§ Records for the task:
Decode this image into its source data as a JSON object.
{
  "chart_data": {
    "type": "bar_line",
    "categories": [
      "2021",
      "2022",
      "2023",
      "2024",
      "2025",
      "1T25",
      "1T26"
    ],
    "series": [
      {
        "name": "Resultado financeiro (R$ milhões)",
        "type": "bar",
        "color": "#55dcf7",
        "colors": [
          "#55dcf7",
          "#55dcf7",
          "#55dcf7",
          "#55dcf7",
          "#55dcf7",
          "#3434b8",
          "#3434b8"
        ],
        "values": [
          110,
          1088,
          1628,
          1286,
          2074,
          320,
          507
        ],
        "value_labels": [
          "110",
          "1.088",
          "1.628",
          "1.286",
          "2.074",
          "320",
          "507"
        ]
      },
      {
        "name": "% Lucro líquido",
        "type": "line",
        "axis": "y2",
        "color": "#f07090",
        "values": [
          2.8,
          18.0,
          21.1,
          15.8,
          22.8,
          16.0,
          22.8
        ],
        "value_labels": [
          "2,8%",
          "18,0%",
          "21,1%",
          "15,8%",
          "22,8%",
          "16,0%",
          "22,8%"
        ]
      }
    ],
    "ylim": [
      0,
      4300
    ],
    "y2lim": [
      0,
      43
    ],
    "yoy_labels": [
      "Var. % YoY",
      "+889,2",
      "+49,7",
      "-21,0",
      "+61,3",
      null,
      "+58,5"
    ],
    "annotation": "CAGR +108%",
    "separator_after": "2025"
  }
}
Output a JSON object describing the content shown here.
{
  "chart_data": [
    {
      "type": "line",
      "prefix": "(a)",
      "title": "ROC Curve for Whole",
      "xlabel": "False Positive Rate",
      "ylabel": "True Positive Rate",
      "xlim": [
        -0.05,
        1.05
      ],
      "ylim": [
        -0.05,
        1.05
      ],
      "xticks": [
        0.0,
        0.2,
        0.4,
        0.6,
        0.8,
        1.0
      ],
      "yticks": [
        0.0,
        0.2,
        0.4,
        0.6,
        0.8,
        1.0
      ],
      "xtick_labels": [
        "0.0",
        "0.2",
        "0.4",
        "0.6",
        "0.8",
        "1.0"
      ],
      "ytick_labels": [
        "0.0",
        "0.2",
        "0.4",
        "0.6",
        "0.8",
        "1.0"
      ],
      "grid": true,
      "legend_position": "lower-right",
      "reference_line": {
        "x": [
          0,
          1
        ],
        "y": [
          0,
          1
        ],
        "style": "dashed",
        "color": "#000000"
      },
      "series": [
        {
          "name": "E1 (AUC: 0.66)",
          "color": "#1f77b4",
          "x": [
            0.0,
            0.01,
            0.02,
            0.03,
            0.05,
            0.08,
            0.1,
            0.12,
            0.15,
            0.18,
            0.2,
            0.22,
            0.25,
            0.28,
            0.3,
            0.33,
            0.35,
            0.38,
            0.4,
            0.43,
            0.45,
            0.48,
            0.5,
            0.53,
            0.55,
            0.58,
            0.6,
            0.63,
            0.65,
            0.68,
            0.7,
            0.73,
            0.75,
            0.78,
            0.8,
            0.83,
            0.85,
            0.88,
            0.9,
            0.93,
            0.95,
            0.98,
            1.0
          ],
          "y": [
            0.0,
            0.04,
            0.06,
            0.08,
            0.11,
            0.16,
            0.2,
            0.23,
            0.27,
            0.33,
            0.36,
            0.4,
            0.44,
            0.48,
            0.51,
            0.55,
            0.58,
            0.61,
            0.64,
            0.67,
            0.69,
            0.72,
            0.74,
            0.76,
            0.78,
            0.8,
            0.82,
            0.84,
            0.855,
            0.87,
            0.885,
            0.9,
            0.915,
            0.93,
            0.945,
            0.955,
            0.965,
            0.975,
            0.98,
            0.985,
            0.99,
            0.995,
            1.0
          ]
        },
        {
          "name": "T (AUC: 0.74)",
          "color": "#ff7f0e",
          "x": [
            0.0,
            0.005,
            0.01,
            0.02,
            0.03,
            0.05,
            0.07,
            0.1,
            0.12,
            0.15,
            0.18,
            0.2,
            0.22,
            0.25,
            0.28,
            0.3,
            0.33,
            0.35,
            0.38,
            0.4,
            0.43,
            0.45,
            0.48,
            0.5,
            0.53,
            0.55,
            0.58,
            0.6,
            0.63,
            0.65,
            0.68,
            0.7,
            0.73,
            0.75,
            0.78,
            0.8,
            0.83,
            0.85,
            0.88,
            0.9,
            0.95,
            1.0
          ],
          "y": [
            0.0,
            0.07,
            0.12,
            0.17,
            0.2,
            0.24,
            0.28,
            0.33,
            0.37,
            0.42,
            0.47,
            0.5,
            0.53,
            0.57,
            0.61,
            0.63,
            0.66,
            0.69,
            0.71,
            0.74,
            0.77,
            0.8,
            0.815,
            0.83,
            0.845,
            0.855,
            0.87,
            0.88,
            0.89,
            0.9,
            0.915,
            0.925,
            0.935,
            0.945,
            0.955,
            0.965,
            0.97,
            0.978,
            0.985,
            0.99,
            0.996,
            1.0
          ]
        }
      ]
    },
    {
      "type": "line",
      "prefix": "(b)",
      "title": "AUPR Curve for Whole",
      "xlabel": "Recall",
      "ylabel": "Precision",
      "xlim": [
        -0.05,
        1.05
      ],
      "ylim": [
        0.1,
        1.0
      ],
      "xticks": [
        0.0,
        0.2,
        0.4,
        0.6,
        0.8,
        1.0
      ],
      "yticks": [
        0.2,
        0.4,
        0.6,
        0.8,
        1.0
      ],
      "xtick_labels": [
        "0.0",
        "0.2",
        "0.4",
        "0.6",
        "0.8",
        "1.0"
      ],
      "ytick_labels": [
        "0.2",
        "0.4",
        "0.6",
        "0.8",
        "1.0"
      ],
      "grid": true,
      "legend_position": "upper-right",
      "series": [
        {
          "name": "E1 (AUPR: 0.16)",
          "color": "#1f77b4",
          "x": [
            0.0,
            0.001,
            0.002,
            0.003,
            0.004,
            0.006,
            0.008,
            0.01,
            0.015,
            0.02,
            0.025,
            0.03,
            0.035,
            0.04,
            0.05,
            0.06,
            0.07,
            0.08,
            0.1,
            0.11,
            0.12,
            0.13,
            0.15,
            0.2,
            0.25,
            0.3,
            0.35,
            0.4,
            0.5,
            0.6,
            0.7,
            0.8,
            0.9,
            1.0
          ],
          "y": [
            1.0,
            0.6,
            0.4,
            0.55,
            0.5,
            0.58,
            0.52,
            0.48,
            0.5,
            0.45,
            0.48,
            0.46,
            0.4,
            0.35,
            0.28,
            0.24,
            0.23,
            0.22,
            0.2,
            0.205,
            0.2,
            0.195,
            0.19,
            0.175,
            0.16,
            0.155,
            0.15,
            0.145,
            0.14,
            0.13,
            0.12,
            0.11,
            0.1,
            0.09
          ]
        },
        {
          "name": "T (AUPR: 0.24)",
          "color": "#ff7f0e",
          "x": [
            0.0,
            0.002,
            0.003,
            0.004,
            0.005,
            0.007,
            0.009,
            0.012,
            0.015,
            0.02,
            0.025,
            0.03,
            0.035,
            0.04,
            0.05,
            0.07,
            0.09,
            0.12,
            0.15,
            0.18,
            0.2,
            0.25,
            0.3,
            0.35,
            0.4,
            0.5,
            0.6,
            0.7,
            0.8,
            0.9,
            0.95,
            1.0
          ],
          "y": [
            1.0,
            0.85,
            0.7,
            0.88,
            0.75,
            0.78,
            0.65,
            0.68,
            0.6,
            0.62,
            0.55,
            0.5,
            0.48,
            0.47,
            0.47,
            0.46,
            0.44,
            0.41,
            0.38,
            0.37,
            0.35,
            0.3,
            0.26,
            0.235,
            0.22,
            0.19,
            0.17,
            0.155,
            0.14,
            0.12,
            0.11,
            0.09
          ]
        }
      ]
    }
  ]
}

§ Stated task:
Extract the full listing above without altering anything.

§ Solution for this problem:
Decode this image into its source data as a JSON object.
{
  "chart_data": {
    "type": "bar_line",
    "categories": [
      "2021",
      "2022",
      "2023",
      "2024",
      "2025",
      "1T25",
      "1T26"
    ],
    "series": [
      {
        "name": "Resultado financeiro (R$ milhões)",
        "type": "bar",
        "color": "#55dcf7",
        "colors": [
          "#55dcf7",
          "#55dcf7",
          "#55dcf7",
          "#55dcf7",
          "#55dcf7",
          "#3434b8",
          "#3434b8"
        ],
        "values": [
          110,
          1088,
          1628,
          1286,
          2074,
          320,
          507
        ],
        "value_labels": [
          "110",
          "1.088",
          "1.628",
          "1.286",
          "2.074",
          "320",
          "507"
        ]
      },
      {
        "name": "% Lucro líquido",
        "type": "line",
        "axis": "y2",
        "color": "#f07090",
        "values": [
          2.8,
          18.0,
          21.1,
          15.8,
          22.8,
          16.0,
          22.8
        ],
        "value_labels": [
          "2,8%",
          "18,0%",
          "21,1%",
          "15,8%",
          "22,8%",
          "16,0%",
          "22,8%"
        ]
      }
    ],
    "ylim": [
      0,
      4300
    ],
    "y2lim": [
      0,
      43
    ],
    "yoy_labels": [
      "Var. % YoY",
      "+889,2",
      "+49,7",
      "-21,0",
      "+61,3",
      null,
      "+58,5"
    ],
    "annotation": "CAGR +108%",
    "separator_after": "2025"
  }
}
Output a JSON object describing the content shown here.
{
  "chart_data": [
    {
      "type": "line",
      "prefix": "(a)",
      "title": "ROC Curve for Whole",
      "xlabel": "False Positive Rate",
      "ylabel": "True Positive Rate",
      "xlim": [
        -0.05,
        1.05
      ],
      "ylim": [
        -0.05,
        1.05
      ],
      "xticks": [
        0.0,
        0.2,
        0.4,
        0.6,
        0.8,
        1.0
      ],
      "yticks": [
        0.0,
        0.2,
        0.4,
        0.6,
        0.8,
        1.0
      ],
      "xtick_labels": [
        "0.0",
        "0.2",
        "0.4",
        "0.6",
        "0.8",
        "1.0"
      ],
      "ytick_labels": [
        "0.0",
        "0.2",
        "0.4",
        "0.6",
        "0.8",
        "1.0"
      ],
      "grid": true,
      "legend_position": "lower-right",
      "reference_line": {
        "x": [
          0,
          1
        ],
        "y": [
          0,
          1
        ],
        "style": "dashed",
        "color": "#000000"
      },
      "series": [
        {
          "name": "E1 (AUC: 0.66)",
          "color": "#1f77b4",
          "x": [
            0.0,
            0.01,
            0.02,
            0.03,
            0.05,
            0.08,
            0.1,
            0.12,
            0.15,
            0.18,
            0.2,
            0.22,
            0.25,
            0.28,
            0.3,
            0.33,
            0.35,
            0.38,
            0.4,
            0.43,
            0.45,
            0.48,
            0.5,
            0.53,
            0.55,
            0.58,
            0.6,
            0.63,
            0.65,
            0.68,
            0.7,
            0.73,
            0.75,
            0.78,
            0.8,
            0.83,
            0.85,
            0.88,
            0.9,
            0.93,
            0.95,
            0.98,
            1.0
          ],
          "y": [
            0.0,
            0.04,
            0.06,
            0.08,
            0.11,
            0.16,
            0.2,
            0.23,
            0.27,
            0.33,
            0.36,
            0.4,
            0.44,
            0.48,
            0.51,
            0.55,
            0.58,
            0.61,
            0.64,
            0.67,
            0.69,
            0.72,
            0.74,
            0.76,
            0.78,
            0.8,
            0.82,
            0.84,
            0.855,
            0.87,
            0.885,
            0.9,
            0.915,
            0.93,
            0.945,
            0.955,
            0.965,
            0.975,
            0.98,
            0.985,
            0.99,
            0.995,
            1.0
          ]
        },
        {
          "name": "T (AUC: 0.74)",
          "color": "#ff7f0e",
          "x": [
            0.0,
            0.005,
            0.01,
            0.02,
            0.03,
            0.05,
            0.07,
            0.1,
            0.12,
            0.15,
            0.18,
            0.2,
            0.22,
            0.25,
            0.28,
            0.3,
            0.33,
            0.35,
            0.38,
            0.4,
            0.43,
            0.45,
            0.48,
            0.5,
            0.53,
            0.55,
            0.58,
            0.6,
            0.63,
            0.65,
            0.68,
            0.7,
            0.73,
            0.75,
            0.78,
            0.8,
            0.83,
            0.85,
            0.88,
            0.9,
            0.95,
            1.0
          ],
          "y": [
            0.0,
            0.07,
            0.12,
            0.17,
            0.2,
            0.24,
            0.28,
            0.33,
            0.37,
            0.42,
            0.47,
            0.5,
            0.53,
            0.57,
            0.61,
            0.63,
            0.66,
            0.69,
            0.71,
            0.74,
            0.77,
            0.8,
            0.815,
            0.83,
            0.845,
            0.855,
            0.87,
            0.88,
            0.89,
            0.9,
            0.915,
            0.925,
            0.935,
            0.945,
            0.955,
            0.965,
            0.97,
            0.978,
            0.985,
            0.99,
            0.996,
            1.0
          ]
        }
      ]
    },
    {
      "type": "line",
      "prefix": "(b)",
      "title": "AUPR Curve for Whole",
      "xlabel": "Recall",
      "ylabel": "Precision",
      "xlim": [
        -0.05,
        1.05
      ],
      "ylim": [
        0.1,
        1.0
      ],
      "xticks": [
        0.0,
        0.2,
        0.4,
        0.6,
        0.8,
        1.0
      ],
      "yticks": [
        0.2,
        0.4,
        0.6,
        0.8,
        1.0
      ],
      "xtick_labels": [
        "0.0",
        "0.2",
        "0.4",
        "0.6",
        "0.8",
        "1.0"
      ],
      "ytick_labels": [
        "0.2",
        "0.4",
        "0.6",
        "0.8",
        "1.0"
      ],
      "grid": true,
      "legend_position": "upper-right",
      "series": [
        {
          "name": "E1 (AUPR: 0.16)",
          "color": "#1f77b4",
          "x": [
            0.0,
            0.001,
            0.002,
            0.003,
            0.004,
            0.006,
            0.008,
            0.01,
            0.015,
            0.02,
            0.025,
            0.03,
            0.035,
            0.04,
            0.05,
            0.06,
            0.07,
            0.08,
            0.1,
            0.11,
            0.12,
            0.13,
            0.15,
            0.2,
            0.25,
            0.3,
            0.35,
            0.4,
            0.5,
            0.6,
            0.7,
            0.8,
            0.9,
            1.0
          ],
          "y": [
            1.0,
            0.6,
            0.4,
            0.55,
            0.5,
            0.58,
            0.52,
            0.48,
            0.5,
            0.45,
            0.48,
            0.46,
            0.4,
            0.35,
            0.28,
            0.24,
            0.23,
            0.22,
            0.2,
            0.205,
            0.2,
            0.195,
            0.19,
            0.175,
            0.16,
            0.155,
            0.15,
            0.145,
            0.14,
            0.13,
            0.12,
            0.11,
            0.1,
            0.09
          ]
        },
        {
          "name": "T (AUPR: 0.24)",
          "color": "#ff7f0e",
          "x": [
            0.0,
            0.002,
            0.003,
            0.004,
            0.005,
            0.007,
            0.009,
            0.012,
            0.015,
            0.02,
            0.025,
            0.03,
            0.035,
            0.04,
            0.05,
            0.07,
            0.09,
            0.12,
            0.15,
            0.18,
            0.2,
            0.25,
            0.3,
            0.35,
            0.4,
            0.5,
            0.6,
            0.7,
            0.8,
            0.9,
            0.95,
            1.0
          ],
          "y": [
            1.0,
            0.85,
            0.7,
            0.88,
            0.75,
            0.78,
            0.65,
            0.68,
            0.6,
            0.62,
            0.55,
            0.5,
            0.48,
            0.47,
            0.47,
            0.46,
            0.44,
            0.41,
            0.38,
            0.37,
            0.35,
            0.3,
            0.26,
            0.235,
            0.22,
            0.19,
            0.17,
            0.155,
            0.14,
            0.12,
            0.11,
            0.09
          ]
        }
      ]
    }
  ]
}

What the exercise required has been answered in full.